§ EXERCISE TASK: Below are some records. Say how many of their lines include the string "Orlando", giving only the number.
##### TASK DATA #####
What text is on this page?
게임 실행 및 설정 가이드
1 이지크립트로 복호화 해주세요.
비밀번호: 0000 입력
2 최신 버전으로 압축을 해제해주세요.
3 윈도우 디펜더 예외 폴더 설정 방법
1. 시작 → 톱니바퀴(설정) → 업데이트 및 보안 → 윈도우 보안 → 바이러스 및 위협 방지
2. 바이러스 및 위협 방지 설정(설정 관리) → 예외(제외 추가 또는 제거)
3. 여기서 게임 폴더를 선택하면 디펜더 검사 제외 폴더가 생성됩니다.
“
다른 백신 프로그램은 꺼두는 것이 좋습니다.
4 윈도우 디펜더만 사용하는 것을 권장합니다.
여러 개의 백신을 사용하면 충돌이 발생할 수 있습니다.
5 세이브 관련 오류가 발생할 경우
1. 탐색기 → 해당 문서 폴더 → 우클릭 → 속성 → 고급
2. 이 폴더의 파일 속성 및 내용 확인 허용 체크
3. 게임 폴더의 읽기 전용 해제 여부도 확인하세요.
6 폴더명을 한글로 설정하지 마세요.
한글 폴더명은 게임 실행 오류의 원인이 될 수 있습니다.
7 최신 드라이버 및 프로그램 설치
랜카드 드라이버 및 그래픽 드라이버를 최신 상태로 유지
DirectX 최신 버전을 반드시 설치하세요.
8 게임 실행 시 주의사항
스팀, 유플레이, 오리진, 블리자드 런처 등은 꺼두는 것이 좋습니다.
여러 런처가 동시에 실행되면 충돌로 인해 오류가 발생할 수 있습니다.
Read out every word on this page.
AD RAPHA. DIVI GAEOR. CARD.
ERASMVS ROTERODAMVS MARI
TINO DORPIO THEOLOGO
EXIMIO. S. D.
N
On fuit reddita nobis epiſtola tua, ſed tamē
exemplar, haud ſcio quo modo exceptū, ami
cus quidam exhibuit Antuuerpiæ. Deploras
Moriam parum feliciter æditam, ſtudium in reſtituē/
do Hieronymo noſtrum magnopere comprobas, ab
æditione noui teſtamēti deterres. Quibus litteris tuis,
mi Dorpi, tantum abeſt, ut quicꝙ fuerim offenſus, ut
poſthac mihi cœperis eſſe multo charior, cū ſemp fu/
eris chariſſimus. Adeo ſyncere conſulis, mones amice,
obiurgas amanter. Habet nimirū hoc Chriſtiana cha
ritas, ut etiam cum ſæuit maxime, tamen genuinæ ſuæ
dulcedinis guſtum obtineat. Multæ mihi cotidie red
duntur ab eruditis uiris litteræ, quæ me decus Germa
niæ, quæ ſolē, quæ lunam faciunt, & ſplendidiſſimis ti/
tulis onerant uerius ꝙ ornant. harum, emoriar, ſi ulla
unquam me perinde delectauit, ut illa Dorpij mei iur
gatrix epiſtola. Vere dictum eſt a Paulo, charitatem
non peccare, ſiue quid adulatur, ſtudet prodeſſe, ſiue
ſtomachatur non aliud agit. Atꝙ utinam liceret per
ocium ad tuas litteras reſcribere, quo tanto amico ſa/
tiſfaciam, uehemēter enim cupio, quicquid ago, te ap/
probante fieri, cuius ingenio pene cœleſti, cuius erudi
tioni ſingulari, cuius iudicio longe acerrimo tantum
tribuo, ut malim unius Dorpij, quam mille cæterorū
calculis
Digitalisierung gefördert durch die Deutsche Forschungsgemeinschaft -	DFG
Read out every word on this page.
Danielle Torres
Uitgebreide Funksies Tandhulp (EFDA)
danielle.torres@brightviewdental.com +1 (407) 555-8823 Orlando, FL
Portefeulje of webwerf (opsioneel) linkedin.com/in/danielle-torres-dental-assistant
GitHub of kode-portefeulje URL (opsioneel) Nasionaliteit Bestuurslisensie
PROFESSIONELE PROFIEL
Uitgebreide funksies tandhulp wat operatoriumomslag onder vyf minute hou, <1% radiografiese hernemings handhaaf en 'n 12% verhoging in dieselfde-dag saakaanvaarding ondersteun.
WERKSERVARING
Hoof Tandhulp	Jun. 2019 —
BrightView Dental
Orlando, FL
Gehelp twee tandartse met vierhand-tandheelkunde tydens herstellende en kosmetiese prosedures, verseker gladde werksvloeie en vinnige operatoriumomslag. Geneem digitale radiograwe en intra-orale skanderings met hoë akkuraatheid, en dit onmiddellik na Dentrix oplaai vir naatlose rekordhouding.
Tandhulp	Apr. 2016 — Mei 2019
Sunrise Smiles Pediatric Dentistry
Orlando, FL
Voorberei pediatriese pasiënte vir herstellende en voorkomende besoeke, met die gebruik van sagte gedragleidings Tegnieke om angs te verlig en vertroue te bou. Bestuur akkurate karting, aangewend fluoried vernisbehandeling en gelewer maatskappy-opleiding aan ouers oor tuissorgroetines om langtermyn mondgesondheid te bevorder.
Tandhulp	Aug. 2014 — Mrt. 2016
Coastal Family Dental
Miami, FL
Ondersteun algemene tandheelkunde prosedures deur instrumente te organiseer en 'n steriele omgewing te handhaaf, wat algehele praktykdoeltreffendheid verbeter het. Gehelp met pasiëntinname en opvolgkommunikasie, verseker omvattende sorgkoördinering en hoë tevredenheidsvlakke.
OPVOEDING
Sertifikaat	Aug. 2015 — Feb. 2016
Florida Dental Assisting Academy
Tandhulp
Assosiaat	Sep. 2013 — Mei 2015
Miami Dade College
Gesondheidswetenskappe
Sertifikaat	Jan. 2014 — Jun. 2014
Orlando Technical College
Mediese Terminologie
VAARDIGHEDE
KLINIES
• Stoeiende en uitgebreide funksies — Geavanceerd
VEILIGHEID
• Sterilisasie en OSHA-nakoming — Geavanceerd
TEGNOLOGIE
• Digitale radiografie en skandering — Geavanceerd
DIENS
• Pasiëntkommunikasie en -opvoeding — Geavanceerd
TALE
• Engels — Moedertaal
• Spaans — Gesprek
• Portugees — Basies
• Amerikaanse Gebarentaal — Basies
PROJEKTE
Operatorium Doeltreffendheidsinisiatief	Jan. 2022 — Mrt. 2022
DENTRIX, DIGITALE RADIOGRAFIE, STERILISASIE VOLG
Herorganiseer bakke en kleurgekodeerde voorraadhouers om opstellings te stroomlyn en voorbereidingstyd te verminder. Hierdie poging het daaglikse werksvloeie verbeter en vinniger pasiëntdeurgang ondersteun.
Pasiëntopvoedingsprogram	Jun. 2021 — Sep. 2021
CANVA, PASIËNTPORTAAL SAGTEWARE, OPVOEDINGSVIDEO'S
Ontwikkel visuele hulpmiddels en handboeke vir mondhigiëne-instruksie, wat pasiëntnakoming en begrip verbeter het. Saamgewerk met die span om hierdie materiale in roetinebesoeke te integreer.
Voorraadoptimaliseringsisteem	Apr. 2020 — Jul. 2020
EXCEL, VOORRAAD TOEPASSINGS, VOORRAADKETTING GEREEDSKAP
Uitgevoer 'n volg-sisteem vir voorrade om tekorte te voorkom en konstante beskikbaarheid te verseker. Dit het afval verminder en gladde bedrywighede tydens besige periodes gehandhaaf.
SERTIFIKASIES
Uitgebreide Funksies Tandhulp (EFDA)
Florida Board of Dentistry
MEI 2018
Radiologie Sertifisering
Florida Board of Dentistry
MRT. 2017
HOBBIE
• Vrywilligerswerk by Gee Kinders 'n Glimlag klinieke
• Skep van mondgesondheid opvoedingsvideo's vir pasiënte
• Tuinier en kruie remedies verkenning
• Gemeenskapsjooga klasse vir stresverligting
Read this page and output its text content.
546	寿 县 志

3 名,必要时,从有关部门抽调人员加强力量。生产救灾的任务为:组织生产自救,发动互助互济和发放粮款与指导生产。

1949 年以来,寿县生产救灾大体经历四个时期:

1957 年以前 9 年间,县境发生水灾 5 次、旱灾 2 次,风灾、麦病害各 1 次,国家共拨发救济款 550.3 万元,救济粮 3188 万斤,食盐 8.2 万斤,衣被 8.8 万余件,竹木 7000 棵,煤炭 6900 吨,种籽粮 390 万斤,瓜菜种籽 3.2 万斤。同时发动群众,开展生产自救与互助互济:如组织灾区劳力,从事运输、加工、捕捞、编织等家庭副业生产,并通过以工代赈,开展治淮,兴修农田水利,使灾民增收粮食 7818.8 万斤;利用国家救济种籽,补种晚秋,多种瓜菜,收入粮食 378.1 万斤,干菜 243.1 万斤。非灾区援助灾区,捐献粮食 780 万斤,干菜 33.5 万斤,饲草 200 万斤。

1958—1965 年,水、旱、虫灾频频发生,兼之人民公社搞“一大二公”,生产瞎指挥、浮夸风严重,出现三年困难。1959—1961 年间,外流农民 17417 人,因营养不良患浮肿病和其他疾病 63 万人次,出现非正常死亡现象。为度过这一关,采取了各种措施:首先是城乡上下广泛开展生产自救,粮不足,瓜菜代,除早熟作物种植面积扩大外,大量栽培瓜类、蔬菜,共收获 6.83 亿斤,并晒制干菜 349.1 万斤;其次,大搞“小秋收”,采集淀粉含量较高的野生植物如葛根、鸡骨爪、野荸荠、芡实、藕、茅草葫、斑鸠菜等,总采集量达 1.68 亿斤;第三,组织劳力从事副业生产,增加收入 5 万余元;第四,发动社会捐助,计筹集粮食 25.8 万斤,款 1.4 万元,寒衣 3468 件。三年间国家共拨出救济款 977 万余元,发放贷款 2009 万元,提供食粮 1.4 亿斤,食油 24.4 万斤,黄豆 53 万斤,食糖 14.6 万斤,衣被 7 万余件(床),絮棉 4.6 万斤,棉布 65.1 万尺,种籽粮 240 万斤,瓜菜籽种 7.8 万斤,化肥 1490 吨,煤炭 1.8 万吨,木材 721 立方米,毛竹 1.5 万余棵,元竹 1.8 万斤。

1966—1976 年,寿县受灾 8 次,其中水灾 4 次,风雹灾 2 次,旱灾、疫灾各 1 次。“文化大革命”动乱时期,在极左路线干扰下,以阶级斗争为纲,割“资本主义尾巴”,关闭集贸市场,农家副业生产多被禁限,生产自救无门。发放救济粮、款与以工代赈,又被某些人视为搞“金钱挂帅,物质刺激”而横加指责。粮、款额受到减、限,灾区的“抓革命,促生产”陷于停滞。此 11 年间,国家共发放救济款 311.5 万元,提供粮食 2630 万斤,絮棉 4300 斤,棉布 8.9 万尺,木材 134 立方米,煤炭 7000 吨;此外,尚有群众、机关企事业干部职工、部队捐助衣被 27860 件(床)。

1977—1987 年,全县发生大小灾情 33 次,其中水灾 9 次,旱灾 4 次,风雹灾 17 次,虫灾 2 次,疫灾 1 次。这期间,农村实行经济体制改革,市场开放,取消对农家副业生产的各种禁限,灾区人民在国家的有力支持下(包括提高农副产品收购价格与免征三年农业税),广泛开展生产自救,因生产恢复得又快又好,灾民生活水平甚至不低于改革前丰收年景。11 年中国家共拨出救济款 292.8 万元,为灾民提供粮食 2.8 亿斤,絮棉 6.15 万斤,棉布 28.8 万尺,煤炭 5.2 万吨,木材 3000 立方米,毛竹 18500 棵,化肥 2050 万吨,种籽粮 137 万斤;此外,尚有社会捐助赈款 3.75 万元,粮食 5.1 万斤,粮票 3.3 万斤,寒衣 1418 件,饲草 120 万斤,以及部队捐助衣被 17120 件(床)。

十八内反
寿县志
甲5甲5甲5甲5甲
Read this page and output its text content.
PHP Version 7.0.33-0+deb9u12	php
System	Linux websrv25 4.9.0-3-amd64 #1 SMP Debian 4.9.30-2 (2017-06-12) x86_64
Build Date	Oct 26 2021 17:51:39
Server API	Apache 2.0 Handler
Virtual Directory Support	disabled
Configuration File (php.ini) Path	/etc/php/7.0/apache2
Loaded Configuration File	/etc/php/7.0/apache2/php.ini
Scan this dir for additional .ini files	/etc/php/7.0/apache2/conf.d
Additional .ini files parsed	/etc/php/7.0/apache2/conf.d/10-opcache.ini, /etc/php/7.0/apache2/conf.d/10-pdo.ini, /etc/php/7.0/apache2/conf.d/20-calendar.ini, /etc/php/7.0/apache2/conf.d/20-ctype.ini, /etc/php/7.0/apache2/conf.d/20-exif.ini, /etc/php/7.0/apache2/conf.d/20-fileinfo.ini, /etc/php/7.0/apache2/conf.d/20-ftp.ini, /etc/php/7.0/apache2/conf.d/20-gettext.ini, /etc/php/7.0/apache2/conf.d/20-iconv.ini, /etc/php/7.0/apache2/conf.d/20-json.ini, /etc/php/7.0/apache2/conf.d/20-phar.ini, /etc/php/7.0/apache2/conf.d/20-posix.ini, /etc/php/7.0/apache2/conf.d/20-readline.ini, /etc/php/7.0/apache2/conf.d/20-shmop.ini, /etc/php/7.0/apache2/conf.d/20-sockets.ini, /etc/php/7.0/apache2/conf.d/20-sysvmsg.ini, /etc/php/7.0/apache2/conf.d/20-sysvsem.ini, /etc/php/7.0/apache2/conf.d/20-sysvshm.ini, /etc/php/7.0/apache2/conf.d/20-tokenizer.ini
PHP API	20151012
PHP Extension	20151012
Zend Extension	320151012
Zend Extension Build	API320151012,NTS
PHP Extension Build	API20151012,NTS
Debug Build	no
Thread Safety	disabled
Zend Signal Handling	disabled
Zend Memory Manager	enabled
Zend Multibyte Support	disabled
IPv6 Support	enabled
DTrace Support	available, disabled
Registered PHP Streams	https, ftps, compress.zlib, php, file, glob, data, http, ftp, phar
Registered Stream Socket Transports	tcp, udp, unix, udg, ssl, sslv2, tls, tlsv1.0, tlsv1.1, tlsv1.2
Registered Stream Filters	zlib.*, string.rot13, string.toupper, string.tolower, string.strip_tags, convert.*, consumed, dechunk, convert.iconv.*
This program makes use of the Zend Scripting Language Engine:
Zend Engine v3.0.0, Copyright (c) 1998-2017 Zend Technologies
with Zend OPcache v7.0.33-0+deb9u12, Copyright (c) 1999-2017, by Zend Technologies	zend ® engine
#####
§ RESULT OF THE EXERCISE: 4